#### [Do this]
Read the records below. Copy each line where the string "study" occurs.

____ Information given

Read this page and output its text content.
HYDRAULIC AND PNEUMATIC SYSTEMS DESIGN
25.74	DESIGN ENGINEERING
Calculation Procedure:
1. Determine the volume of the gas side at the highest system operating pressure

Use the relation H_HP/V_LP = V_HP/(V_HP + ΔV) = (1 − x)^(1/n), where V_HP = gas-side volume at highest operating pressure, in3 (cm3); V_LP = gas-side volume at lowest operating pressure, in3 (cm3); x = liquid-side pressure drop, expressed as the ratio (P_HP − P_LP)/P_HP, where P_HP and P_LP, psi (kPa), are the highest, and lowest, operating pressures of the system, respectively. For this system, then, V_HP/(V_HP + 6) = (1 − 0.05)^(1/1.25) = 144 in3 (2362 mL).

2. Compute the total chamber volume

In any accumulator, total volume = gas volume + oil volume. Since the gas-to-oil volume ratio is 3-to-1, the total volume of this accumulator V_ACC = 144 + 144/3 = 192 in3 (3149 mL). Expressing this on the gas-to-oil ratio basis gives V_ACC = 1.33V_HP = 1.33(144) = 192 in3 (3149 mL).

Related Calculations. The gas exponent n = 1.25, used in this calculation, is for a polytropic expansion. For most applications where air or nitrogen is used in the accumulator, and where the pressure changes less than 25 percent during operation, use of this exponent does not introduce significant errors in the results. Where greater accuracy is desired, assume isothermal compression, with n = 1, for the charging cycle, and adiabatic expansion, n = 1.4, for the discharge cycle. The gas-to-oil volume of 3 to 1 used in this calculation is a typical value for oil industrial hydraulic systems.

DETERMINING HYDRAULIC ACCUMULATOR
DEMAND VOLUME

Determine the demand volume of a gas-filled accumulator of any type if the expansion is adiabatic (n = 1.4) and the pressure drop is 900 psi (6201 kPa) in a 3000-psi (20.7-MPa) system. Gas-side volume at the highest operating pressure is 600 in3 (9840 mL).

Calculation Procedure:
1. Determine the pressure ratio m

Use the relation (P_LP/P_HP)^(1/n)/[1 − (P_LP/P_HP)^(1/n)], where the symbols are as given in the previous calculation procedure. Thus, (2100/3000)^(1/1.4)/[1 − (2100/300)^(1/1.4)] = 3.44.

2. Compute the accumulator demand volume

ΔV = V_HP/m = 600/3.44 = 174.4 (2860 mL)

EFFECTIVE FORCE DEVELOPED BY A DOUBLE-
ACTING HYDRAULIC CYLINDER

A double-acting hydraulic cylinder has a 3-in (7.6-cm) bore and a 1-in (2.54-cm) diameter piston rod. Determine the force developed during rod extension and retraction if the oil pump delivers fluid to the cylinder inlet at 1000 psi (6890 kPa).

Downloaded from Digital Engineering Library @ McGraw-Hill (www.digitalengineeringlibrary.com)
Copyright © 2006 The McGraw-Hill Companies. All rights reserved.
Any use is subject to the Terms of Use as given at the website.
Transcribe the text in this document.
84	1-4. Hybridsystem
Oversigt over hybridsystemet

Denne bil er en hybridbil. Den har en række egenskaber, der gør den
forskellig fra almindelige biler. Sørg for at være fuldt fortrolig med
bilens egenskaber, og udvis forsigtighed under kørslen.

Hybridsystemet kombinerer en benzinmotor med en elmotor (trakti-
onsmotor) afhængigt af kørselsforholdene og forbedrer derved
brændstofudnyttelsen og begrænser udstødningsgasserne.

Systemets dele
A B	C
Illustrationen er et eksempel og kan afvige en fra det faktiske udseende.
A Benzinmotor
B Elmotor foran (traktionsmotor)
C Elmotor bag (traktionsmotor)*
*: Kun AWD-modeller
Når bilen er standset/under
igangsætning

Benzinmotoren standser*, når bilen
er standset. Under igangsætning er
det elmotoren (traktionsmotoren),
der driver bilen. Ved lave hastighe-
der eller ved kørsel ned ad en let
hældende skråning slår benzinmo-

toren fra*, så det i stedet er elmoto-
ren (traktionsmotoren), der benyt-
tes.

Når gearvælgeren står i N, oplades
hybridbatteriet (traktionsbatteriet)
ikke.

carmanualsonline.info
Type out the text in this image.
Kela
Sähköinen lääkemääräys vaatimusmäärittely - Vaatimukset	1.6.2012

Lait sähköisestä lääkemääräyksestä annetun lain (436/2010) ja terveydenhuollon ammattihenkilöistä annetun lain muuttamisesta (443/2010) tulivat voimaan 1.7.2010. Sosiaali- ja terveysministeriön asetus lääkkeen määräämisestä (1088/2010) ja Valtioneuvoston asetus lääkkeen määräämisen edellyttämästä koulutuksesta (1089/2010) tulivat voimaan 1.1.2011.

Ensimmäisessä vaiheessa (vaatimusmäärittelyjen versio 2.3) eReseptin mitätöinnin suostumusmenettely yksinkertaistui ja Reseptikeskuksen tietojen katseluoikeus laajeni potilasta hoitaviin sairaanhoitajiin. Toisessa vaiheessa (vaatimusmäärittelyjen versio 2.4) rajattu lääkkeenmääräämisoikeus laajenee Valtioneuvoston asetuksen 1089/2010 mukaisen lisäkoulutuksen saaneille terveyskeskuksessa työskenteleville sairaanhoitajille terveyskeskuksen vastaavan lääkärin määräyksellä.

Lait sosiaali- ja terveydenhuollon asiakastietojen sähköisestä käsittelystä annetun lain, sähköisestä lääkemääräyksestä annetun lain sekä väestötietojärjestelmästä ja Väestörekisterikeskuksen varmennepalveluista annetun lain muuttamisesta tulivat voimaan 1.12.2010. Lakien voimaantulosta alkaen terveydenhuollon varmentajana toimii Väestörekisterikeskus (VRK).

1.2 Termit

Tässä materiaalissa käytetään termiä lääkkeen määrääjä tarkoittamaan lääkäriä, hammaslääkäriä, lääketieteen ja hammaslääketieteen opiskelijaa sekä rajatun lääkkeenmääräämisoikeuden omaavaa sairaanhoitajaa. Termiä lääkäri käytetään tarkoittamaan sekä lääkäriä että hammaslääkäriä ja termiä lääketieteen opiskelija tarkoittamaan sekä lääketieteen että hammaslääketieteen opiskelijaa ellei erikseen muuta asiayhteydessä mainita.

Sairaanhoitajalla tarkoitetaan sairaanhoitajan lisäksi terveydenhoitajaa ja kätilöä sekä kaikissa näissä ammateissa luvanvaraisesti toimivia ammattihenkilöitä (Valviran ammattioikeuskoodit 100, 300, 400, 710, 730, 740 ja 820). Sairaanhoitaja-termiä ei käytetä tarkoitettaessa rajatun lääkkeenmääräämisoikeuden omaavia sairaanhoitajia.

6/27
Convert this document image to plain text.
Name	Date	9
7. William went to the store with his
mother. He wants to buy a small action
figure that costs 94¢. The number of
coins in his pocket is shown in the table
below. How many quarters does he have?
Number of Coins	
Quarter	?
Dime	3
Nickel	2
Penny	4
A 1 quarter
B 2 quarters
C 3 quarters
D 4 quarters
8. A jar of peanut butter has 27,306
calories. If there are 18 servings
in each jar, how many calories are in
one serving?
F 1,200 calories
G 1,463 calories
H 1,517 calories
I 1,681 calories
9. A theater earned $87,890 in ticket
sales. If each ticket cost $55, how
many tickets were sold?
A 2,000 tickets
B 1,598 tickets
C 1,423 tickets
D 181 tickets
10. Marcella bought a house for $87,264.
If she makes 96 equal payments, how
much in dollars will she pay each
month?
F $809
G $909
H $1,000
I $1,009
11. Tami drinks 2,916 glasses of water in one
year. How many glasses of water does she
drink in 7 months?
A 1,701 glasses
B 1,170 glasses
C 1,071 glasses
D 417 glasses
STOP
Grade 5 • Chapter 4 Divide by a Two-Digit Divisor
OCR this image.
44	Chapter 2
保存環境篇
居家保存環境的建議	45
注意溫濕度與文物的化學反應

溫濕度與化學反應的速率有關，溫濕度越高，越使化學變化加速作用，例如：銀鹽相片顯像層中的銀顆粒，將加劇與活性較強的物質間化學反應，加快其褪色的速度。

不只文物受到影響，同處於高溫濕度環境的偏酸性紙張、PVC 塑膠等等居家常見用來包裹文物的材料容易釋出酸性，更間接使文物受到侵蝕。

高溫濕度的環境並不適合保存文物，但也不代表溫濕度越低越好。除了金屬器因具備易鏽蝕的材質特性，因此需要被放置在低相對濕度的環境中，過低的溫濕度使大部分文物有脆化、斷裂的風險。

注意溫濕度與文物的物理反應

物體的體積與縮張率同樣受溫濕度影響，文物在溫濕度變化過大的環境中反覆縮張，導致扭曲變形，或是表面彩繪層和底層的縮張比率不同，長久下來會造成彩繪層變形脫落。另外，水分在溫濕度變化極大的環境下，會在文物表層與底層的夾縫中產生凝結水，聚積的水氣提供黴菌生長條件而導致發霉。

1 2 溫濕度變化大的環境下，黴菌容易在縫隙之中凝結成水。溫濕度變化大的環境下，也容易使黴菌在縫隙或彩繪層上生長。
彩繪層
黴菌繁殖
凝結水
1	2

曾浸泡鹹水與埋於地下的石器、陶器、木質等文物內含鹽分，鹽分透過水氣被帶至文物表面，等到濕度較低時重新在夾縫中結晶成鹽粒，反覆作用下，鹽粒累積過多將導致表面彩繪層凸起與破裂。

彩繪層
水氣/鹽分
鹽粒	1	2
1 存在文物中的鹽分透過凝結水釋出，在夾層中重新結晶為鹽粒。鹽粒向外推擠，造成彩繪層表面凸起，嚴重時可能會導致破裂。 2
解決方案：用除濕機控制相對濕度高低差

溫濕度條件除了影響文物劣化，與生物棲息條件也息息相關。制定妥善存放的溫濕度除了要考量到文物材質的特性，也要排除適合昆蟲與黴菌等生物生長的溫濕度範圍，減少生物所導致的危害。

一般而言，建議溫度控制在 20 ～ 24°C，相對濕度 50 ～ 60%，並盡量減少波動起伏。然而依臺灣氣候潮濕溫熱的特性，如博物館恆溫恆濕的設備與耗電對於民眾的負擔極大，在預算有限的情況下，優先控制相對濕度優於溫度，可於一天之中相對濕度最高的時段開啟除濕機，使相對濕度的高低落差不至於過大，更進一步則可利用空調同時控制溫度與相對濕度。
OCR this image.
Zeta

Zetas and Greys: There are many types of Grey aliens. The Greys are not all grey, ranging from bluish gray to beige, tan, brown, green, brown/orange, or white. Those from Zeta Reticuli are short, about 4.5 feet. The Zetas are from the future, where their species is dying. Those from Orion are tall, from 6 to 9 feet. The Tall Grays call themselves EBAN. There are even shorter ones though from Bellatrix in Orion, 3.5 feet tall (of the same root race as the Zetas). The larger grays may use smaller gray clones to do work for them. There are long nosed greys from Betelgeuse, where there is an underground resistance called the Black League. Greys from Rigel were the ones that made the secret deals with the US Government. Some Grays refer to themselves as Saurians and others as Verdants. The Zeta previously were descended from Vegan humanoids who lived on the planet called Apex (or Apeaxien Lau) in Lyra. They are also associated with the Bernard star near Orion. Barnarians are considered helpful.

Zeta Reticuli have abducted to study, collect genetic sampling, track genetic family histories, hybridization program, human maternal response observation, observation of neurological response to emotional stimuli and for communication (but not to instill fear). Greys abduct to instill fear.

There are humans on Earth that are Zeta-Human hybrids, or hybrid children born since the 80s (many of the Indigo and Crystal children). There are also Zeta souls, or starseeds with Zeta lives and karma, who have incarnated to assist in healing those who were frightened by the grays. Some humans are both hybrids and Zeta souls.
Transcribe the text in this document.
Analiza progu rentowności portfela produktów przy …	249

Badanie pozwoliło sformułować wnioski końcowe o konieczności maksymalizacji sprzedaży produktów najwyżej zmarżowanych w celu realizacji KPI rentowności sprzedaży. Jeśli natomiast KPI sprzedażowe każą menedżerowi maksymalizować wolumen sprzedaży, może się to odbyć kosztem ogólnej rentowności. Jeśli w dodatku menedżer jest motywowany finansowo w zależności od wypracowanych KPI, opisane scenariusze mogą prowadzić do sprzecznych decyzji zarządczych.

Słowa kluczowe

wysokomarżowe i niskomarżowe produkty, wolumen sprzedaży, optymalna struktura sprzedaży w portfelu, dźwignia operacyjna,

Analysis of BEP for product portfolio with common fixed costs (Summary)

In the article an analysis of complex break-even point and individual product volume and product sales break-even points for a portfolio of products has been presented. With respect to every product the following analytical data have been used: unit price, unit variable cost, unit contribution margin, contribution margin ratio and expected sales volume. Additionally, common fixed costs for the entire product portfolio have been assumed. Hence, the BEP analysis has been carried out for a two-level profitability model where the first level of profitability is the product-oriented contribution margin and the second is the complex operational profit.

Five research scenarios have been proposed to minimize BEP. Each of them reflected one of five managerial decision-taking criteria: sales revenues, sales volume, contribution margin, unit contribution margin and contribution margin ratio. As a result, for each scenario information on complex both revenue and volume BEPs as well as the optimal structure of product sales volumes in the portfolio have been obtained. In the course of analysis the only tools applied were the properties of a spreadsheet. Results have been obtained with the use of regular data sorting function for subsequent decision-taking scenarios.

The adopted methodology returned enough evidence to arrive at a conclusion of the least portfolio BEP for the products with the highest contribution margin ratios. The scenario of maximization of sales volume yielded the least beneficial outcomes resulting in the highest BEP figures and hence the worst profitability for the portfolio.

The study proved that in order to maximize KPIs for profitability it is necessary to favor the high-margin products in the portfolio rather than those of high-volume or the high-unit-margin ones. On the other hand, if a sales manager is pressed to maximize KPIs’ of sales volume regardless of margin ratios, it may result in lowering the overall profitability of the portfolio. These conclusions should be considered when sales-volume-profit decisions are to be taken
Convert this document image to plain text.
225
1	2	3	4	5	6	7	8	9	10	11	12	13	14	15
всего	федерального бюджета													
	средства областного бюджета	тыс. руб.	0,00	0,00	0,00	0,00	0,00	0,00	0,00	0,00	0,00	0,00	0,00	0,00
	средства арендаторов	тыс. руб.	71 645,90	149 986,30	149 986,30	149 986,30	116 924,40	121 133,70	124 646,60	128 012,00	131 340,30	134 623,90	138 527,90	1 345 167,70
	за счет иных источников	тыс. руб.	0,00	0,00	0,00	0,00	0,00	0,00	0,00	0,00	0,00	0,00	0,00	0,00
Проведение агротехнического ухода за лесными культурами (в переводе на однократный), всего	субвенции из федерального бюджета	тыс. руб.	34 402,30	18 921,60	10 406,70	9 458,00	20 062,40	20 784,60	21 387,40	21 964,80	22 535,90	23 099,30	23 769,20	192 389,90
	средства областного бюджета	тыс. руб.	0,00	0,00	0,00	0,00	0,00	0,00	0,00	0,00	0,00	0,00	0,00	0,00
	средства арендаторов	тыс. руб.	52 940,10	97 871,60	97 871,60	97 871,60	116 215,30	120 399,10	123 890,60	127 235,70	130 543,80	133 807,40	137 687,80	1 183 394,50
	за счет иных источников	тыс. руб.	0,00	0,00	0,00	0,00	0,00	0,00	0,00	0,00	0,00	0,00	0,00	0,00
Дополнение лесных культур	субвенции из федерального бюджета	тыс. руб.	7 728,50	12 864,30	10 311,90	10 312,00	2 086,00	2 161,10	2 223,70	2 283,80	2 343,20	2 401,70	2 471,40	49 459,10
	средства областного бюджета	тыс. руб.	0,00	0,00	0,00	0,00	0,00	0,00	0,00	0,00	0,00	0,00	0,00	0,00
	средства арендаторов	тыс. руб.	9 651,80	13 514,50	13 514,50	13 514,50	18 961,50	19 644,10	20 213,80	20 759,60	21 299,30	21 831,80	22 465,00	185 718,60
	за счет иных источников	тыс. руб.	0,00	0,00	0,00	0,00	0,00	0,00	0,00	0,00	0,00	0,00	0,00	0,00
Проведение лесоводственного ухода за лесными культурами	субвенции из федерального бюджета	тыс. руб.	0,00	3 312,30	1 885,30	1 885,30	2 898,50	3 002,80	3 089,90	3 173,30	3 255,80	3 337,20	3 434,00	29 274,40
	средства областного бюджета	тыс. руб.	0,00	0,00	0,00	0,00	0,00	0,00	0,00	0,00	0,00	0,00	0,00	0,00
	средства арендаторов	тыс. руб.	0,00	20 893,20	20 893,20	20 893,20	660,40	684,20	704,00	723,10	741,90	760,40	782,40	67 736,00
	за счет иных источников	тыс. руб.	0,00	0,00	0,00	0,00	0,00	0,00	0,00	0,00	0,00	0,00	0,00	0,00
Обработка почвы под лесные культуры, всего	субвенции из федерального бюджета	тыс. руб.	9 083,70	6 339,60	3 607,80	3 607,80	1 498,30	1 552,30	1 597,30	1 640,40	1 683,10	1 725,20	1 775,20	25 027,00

________

#### [Answer below]
Zeta Reticuli have abducted to study, collect genetic sampling, track genetic family histories, hybridization program, human maternal response observation, observation of neurological response to emotional stimuli and for communication (but not to instill fear). Greys abduct to instill fear.
The study proved that in order to maximize KPIs for profitability it is necessary to favor the high-margin products in the portfolio rather than those of high-volume or the high-unit-margin ones. On the other hand, if a sales manager is pressed to maximize KPIs’ of sales volume regardless of margin ratios, it may result in lowering the overall profitability of the portfolio. These conclusions should be considered when sales-volume-profit decisions are to be taken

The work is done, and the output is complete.